==== Records ====

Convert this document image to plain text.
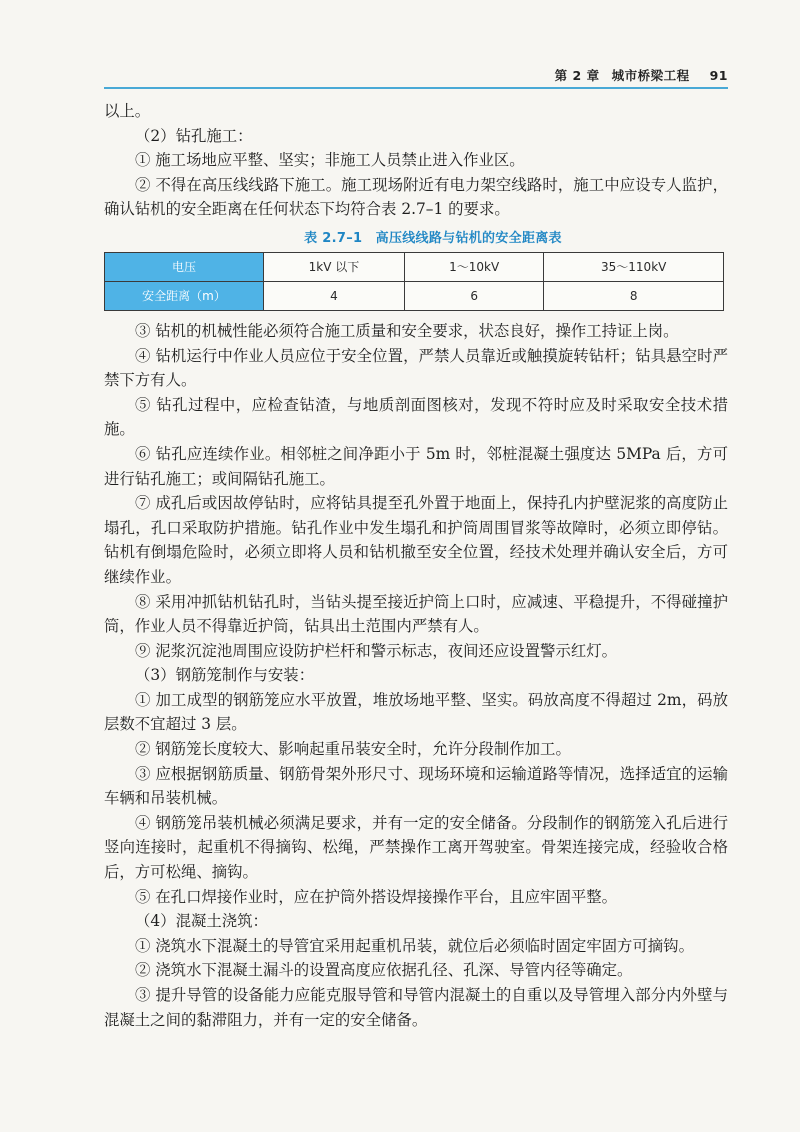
第 2 章 城市桥梁工程 91

以上。

（2）钻孔施工：

① 施工场地应平整、坚实；非施工人员禁止进入作业区。

② 不得在高压线线路下施工。施工现场附近有电力架空线路时，施工中应设专人监护，确认钻机的安全距离在任何状态下均符合表 2.7–1 的要求。

表 2.7–1　高压线线路与钻机的安全距离表
电压	1kV 以下	1～10kV	35～110kV
安全距离（m）	4	6	8

③ 钻机的机械性能必须符合施工质量和安全要求，状态良好，操作工持证上岗。

④ 钻机运行中作业人员应位于安全位置，严禁人员靠近或触摸旋转钻杆；钻具悬空时严禁下方有人。

⑤ 钻孔过程中，应检查钻渣，与地质剖面图核对，发现不符时应及时采取安全技术措施。

⑥ 钻孔应连续作业。相邻桩之间净距小于 5m 时，邻桩混凝土强度达 5MPa 后，方可进行钻孔施工；或间隔钻孔施工。

⑦ 成孔后或因故停钻时，应将钻具提至孔外置于地面上，保持孔内护壁泥浆的高度防止塌孔，孔口采取防护措施。钻孔作业中发生塌孔和护筒周围冒浆等故障时，必须立即停钻。钻机有倒塌危险时，必须立即将人员和钻机撤至安全位置，经技术处理并确认安全后，方可继续作业。

⑧ 采用冲抓钻机钻孔时，当钻头提至接近护筒上口时，应减速、平稳提升，不得碰撞护筒，作业人员不得靠近护筒，钻具出土范围内严禁有人。

⑨ 泥浆沉淀池周围应设防护栏杆和警示标志，夜间还应设置警示红灯。

（3）钢筋笼制作与安装：

① 加工成型的钢筋笼应水平放置，堆放场地平整、坚实。码放高度不得超过 2m，码放层数不宜超过 3 层。

② 钢筋笼长度较大、影响起重吊装安全时，允许分段制作加工。

③ 应根据钢筋质量、钢筋骨架外形尺寸、现场环境和运输道路等情况，选择适宜的运输车辆和吊装机械。

④ 钢筋笼吊装机械必须满足要求，并有一定的安全储备。分段制作的钢筋笼入孔后进行竖向连接时，起重机不得摘钩、松绳，严禁操作工离开驾驶室。骨架连接完成，经验收合格后，方可松绳、摘钩。

⑤ 在孔口焊接作业时，应在护筒外搭设焊接操作平台，且应牢固平整。

（4）混凝土浇筑：

① 浇筑水下混凝土的导管宜采用起重机吊装，就位后必须临时固定牢固方可摘钩。

② 浇筑水下混凝土漏斗的设置高度应依据孔径、孔深、导管内径等确定。

③ 提升导管的设备能力应能克服导管和导管内混凝土的自重以及导管埋入部分内外壁与混凝土之间的黏滞阻力，并有一定的安全储备。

====

To be done: Copy all lines from the data that hold the word "并有一定的安全储备".

Output below:
④ 钢筋笼吊装机械必须满足要求，并有一定的安全储备。分段制作的钢筋笼入孔后进行竖向连接时，起重机不得摘钩、松绳，严禁操作工离开驾驶室。骨架连接完成，经验收合格后，方可松绳、摘钩。
③ 提升导管的设备能力应能克服导管和导管内混凝土的自重以及导管埋入部分内外壁与混凝土之间的黏滞阻力，并有一定的安全储备。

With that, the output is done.